TASK:
Copy every line that mentions the word "title".
:: THE INPUT
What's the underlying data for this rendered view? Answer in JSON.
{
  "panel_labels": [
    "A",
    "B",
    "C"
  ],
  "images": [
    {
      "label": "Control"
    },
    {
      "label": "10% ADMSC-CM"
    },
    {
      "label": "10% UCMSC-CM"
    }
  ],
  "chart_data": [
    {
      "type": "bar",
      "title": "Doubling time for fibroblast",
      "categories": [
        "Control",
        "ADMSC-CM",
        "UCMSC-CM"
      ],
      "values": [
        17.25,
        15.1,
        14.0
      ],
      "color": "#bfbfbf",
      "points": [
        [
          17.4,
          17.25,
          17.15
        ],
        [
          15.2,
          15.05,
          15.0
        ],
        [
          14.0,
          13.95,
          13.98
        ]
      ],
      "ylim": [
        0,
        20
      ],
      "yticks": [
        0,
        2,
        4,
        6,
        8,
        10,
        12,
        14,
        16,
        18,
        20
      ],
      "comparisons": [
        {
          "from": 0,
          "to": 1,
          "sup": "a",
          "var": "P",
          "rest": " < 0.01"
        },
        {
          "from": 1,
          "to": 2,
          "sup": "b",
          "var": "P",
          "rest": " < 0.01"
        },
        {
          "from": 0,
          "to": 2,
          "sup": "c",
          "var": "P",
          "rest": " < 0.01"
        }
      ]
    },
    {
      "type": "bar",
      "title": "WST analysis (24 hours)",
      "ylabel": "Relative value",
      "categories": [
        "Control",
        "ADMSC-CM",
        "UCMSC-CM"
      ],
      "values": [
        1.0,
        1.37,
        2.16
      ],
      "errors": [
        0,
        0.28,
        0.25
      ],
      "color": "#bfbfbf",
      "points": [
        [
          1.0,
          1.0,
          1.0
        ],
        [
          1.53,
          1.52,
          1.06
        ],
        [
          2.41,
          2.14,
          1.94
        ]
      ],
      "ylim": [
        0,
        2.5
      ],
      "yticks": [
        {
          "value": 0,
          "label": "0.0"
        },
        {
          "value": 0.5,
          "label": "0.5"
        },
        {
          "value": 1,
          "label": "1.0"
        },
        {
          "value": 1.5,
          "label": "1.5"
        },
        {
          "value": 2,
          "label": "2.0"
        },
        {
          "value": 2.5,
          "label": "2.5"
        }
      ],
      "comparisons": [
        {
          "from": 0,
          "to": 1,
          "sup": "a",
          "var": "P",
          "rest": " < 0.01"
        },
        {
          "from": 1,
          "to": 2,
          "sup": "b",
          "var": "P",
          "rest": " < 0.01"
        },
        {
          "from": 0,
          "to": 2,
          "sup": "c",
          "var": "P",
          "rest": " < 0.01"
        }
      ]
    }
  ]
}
::::
SOLUTION TO THE EXERCISE:
      "title": "Doubling time for fibroblast",
      "title": "WST analysis (24 hours)",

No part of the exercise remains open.